THE REQUEST
Repeat the material below word for word and leave out all pictures.

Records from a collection
•••

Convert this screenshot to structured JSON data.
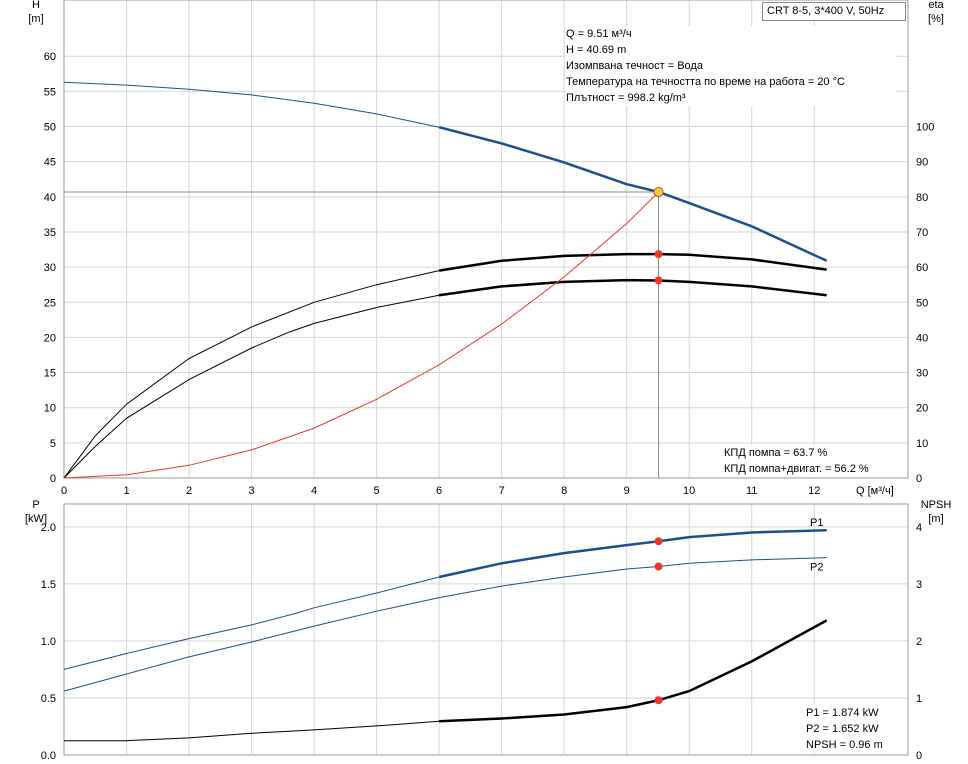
{
  "chart_data": [
    {
      "type": "line",
      "title": "CRT 8-5, 3*400 V, 50Hz",
      "xlabel": "Q [м³/ч]",
      "ylabel_left": "H\n[m]",
      "ylabel_right": "eta\n[%]",
      "xlim": [
        0,
        13.5
      ],
      "ylim_left": [
        0,
        68
      ],
      "ylim_right": [
        0,
        136
      ],
      "x_ticks": [
        0,
        1,
        2,
        3,
        4,
        5,
        6,
        7,
        8,
        9,
        10,
        11,
        12
      ],
      "y_ticks_left": [
        0,
        5,
        10,
        15,
        20,
        25,
        30,
        35,
        40,
        45,
        50,
        55,
        60
      ],
      "y_ticks_right": [
        0,
        10,
        20,
        30,
        40,
        50,
        60,
        70,
        80,
        90,
        100
      ],
      "series": [
        {
          "key": "H",
          "color": "#1f4e8c",
          "axis": "left",
          "bold_from": 6,
          "x": [
            0,
            1,
            2,
            3,
            4,
            5,
            6,
            7,
            8,
            9,
            9.51,
            10,
            11,
            12.2
          ],
          "y": [
            56.3,
            55.9,
            55.3,
            54.5,
            53.3,
            51.8,
            49.9,
            47.6,
            44.9,
            41.8,
            40.69,
            39.1,
            35.8,
            30.9
          ]
        },
        {
          "key": "eta_pump",
          "color": "#000000",
          "axis": "right",
          "bold_from": 6,
          "x": [
            0,
            0.5,
            1,
            2,
            3,
            4,
            5,
            6,
            7,
            8,
            9,
            9.51,
            10,
            11,
            12.2
          ],
          "y": [
            0,
            12,
            21,
            34,
            43,
            50,
            55,
            59,
            61.8,
            63.2,
            63.7,
            63.7,
            63.5,
            62.2,
            59.3
          ]
        },
        {
          "key": "eta_total",
          "color": "#000000",
          "axis": "right",
          "bold_from": 6,
          "x": [
            0,
            0.5,
            1,
            2,
            3,
            3.6,
            4,
            5,
            6,
            7,
            8,
            9,
            9.51,
            10,
            11,
            12.2
          ],
          "y": [
            0,
            9,
            17,
            28,
            37,
            41.5,
            44,
            48.5,
            52,
            54.5,
            55.8,
            56.3,
            56.2,
            55.8,
            54.5,
            52
          ]
        },
        {
          "key": "system",
          "color": "#e8392a",
          "axis": "left",
          "bold_from": 99,
          "x": [
            0,
            1,
            2,
            3,
            4,
            5,
            6,
            7,
            8,
            9,
            9.51
          ],
          "y": [
            0,
            0.45,
            1.8,
            4.0,
            7.1,
            11.2,
            16.1,
            21.9,
            28.6,
            36.2,
            40.69
          ]
        }
      ],
      "operating_point": {
        "Q": 9.51,
        "H": 40.69,
        "eta_pump": 63.7,
        "eta_total": 56.2
      }
    },
    {
      "type": "line",
      "xlabel": "",
      "ylabel_left": "P\n[kW]",
      "ylabel_right": "NPSH\n[m]",
      "xlim": [
        0,
        13.5
      ],
      "ylim_left": [
        0,
        2.2
      ],
      "ylim_right": [
        0,
        4.4
      ],
      "y_ticks_left": [
        "0.0",
        "0.5",
        "1.0",
        "1.5",
        "2.0"
      ],
      "y_ticks_right": [
        0,
        1,
        2,
        3,
        4
      ],
      "series": [
        {
          "key": "P1",
          "name": "P1",
          "color": "#1f4e8c",
          "axis": "left",
          "bold_from": 6,
          "x": [
            0,
            1,
            2,
            3,
            3.7,
            4,
            5,
            6,
            7,
            8,
            9,
            9.51,
            10,
            11,
            12.2
          ],
          "y": [
            0.75,
            0.89,
            1.02,
            1.14,
            1.24,
            1.29,
            1.42,
            1.56,
            1.68,
            1.77,
            1.84,
            1.874,
            1.91,
            1.95,
            1.97
          ]
        },
        {
          "key": "P2",
          "name": "P2",
          "color": "#1f4e8c",
          "axis": "left",
          "bold_from": 99,
          "x": [
            0,
            1,
            2,
            3,
            4,
            5,
            6,
            7,
            8,
            9,
            9.51,
            10,
            11,
            12.2
          ],
          "y": [
            0.56,
            0.71,
            0.86,
            0.99,
            1.13,
            1.26,
            1.38,
            1.48,
            1.56,
            1.63,
            1.652,
            1.68,
            1.71,
            1.73
          ]
        },
        {
          "key": "NPSH",
          "color": "#000000",
          "axis": "right",
          "bold_from": 6,
          "x": [
            0,
            1,
            2,
            3,
            4,
            5,
            6,
            7,
            8,
            9,
            9.51,
            10,
            11,
            12.2
          ],
          "y": [
            0.25,
            0.25,
            0.3,
            0.38,
            0.44,
            0.51,
            0.59,
            0.64,
            0.71,
            0.84,
            0.96,
            1.12,
            1.64,
            2.36
          ]
        }
      ],
      "operating_point": {
        "Q": 9.51,
        "P1": 1.874,
        "P2": 1.652,
        "NPSH": 0.96
      }
    }
  ],
  "title_box": "CRT 8-5, 3*400 V, 50Hz",
  "info_top": [
    "Q = 9.51 м³/ч",
    "H = 40.69 m",
    "Изомпвана течност = Вода",
    "Температура на течността по време на работа = 20 °C",
    "Плътност = 998.2 kg/m³"
  ],
  "info_eff": [
    "КПД помпа = 63.7 %",
    "КПД помпа+двигат. = 56.2 %"
  ],
  "info_power": [
    "P1 = 1.874 kW",
    "P2 = 1.652 kW",
    "NPSH = 0.96 m"
  ],
  "upper_left_unit": [
    "H",
    "[m]"
  ],
  "upper_right_unit": [
    "eta",
    "[%]"
  ],
  "lower_left_unit": [
    "P",
    "[kW]"
  ],
  "lower_right_unit": [
    "NPSH",
    "[m]"
  ],
  "x_axis_label": "Q [м³/ч]"
}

•••

EXERCISE ANSWER
Convert this screenshot to structured JSON data.
{
  "chart_data": [
    {
      "type": "line",
      "title": "CRT 8-5, 3*400 V, 50Hz",
      "xlabel": "Q [м³/ч]",
      "ylabel_left": "H\n[m]",
      "ylabel_right": "eta\n[%]",
      "xlim": [
        0,
        13.5
      ],
      "ylim_left": [
        0,
        68
      ],
      "ylim_right": [
        0,
        136
      ],
      "x_ticks": [
        0,
        1,
        2,
        3,
        4,
        5,
        6,
        7,
        8,
        9,
        10,
        11,
        12
      ],
      "y_ticks_left": [
        0,
        5,
        10,
        15,
        20,
        25,
        30,
        35,
        40,
        45,
        50,
        55,
        60
      ],
      "y_ticks_right": [
        0,
        10,
        20,
        30,
        40,
        50,
        60,
        70,
        80,
        90,
        100
      ],
      "series": [
        {
          "key": "H",
          "color": "#1f4e8c",
          "axis": "left",
          "bold_from": 6,
          "x": [
            0,
            1,
            2,
            3,
            4,
            5,
            6,
            7,
            8,
            9,
            9.51,
            10,
            11,
            12.2
          ],
          "y": [
            56.3,
            55.9,
            55.3,
            54.5,
            53.3,
            51.8,
            49.9,
            47.6,
            44.9,
            41.8,
            40.69,
            39.1,
            35.8,
            30.9
          ]
        },
        {
          "key": "eta_pump",
          "color": "#000000",
          "axis": "right",
          "bold_from": 6,
          "x": [
            0,
            0.5,
            1,
            2,
            3,
            4,
            5,
            6,
            7,
            8,
            9,
            9.51,
            10,
            11,
            12.2
          ],
          "y": [
            0,
            12,
            21,
            34,
            43,
            50,
            55,
            59,
            61.8,
            63.2,
            63.7,
            63.7,
            63.5,
            62.2,
            59.3
          ]
        },
        {
          "key": "eta_total",
          "color": "#000000",
          "axis": "right",
          "bold_from": 6,
          "x": [
            0,
            0.5,
            1,
            2,
            3,
            3.6,
            4,
            5,
            6,
            7,
            8,
            9,
            9.51,
            10,
            11,
            12.2
          ],
          "y": [
            0,
            9,
            17,
            28,
            37,
            41.5,
            44,
            48.5,
            52,
            54.5,
            55.8,
            56.3,
            56.2,
            55.8,
            54.5,
            52
          ]
        },
        {
          "key": "system",
          "color": "#e8392a",
          "axis": "left",
          "bold_from": 99,
          "x": [
            0,
            1,
            2,
            3,
            4,
            5,
            6,
            7,
            8,
            9,
            9.51
          ],
          "y": [
            0,
            0.45,
            1.8,
            4.0,
            7.1,
            11.2,
            16.1,
            21.9,
            28.6,
            36.2,
            40.69
          ]
        }
      ],
      "operating_point": {
        "Q": 9.51,
        "H": 40.69,
        "eta_pump": 63.7,
        "eta_total": 56.2
      }
    },
    {
      "type": "line",
      "xlabel": "",
      "ylabel_left": "P\n[kW]",
      "ylabel_right": "NPSH\n[m]",
      "xlim": [
        0,
        13.5
      ],
      "ylim_left": [
        0,
        2.2
      ],
      "ylim_right": [
        0,
        4.4
      ],
      "y_ticks_left": [
        "0.0",
        "0.5",
        "1.0",
        "1.5",
        "2.0"
      ],
      "y_ticks_right": [
        0,
        1,
        2,
        3,
        4
      ],
      "series": [
        {
          "key": "P1",
          "name": "P1",
          "color": "#1f4e8c",
          "axis": "left",
          "bold_from": 6,
          "x": [
            0,
            1,
            2,
            3,
            3.7,
            4,
            5,
            6,
            7,
            8,
            9,
            9.51,
            10,
            11,
            12.2
          ],
          "y": [
            0.75,
            0.89,
            1.02,
            1.14,
            1.24,
            1.29,
            1.42,
            1.56,
            1.68,
            1.77,
            1.84,
            1.874,
            1.91,
            1.95,
            1.97
          ]
        },
        {
          "key": "P2",
          "name": "P2",
          "color": "#1f4e8c",
          "axis": "left",
          "bold_from": 99,
          "x": [
            0,
            1,
            2,
            3,
            4,
            5,
            6,
            7,
            8,
            9,
            9.51,
            10,
            11,
            12.2
          ],
          "y": [
            0.56,
            0.71,
            0.86,
            0.99,
            1.13,
            1.26,
            1.38,
            1.48,
            1.56,
            1.63,
            1.652,
            1.68,
            1.71,
            1.73
          ]
        },
        {
          "key": "NPSH",
          "color": "#000000",
          "axis": "right",
          "bold_from": 6,
          "x": [
            0,
            1,
            2,
            3,
            4,
            5,
            6,
            7,
            8,
            9,
            9.51,
            10,
            11,
            12.2
          ],
          "y": [
            0.25,
            0.25,
            0.3,
            0.38,
            0.44,
            0.51,
            0.59,
            0.64,
            0.71,
            0.84,
            0.96,
            1.12,
            1.64,
            2.36
          ]
        }
      ],
      "operating_point": {
        "Q": 9.51,
        "P1": 1.874,
        "P2": 1.652,
        "NPSH": 0.96
      }
    }
  ],
  "title_box": "CRT 8-5, 3*400 V, 50Hz",
  "info_top": [
    "Q = 9.51 м³/ч",
    "H = 40.69 m",
    "Изомпвана течност = Вода",
    "Температура на течността по време на работа = 20 °C",
    "Плътност = 998.2 kg/m³"
  ],
  "info_eff": [
    "КПД помпа = 63.7 %",
    "КПД помпа+двигат. = 56.2 %"
  ],
  "info_power": [
    "P1 = 1.874 kW",
    "P2 = 1.652 kW",
    "NPSH = 0.96 m"
  ],
  "upper_left_unit": [
    "H",
    "[m]"
  ],
  "upper_right_unit": [
    "eta",
    "[%]"
  ],
  "lower_left_unit": [
    "P",
    "[kW]"
  ],
  "lower_right_unit": [
    "NPSH",
    "[m]"
  ],
  "x_axis_label": "Q [м³/ч]"
}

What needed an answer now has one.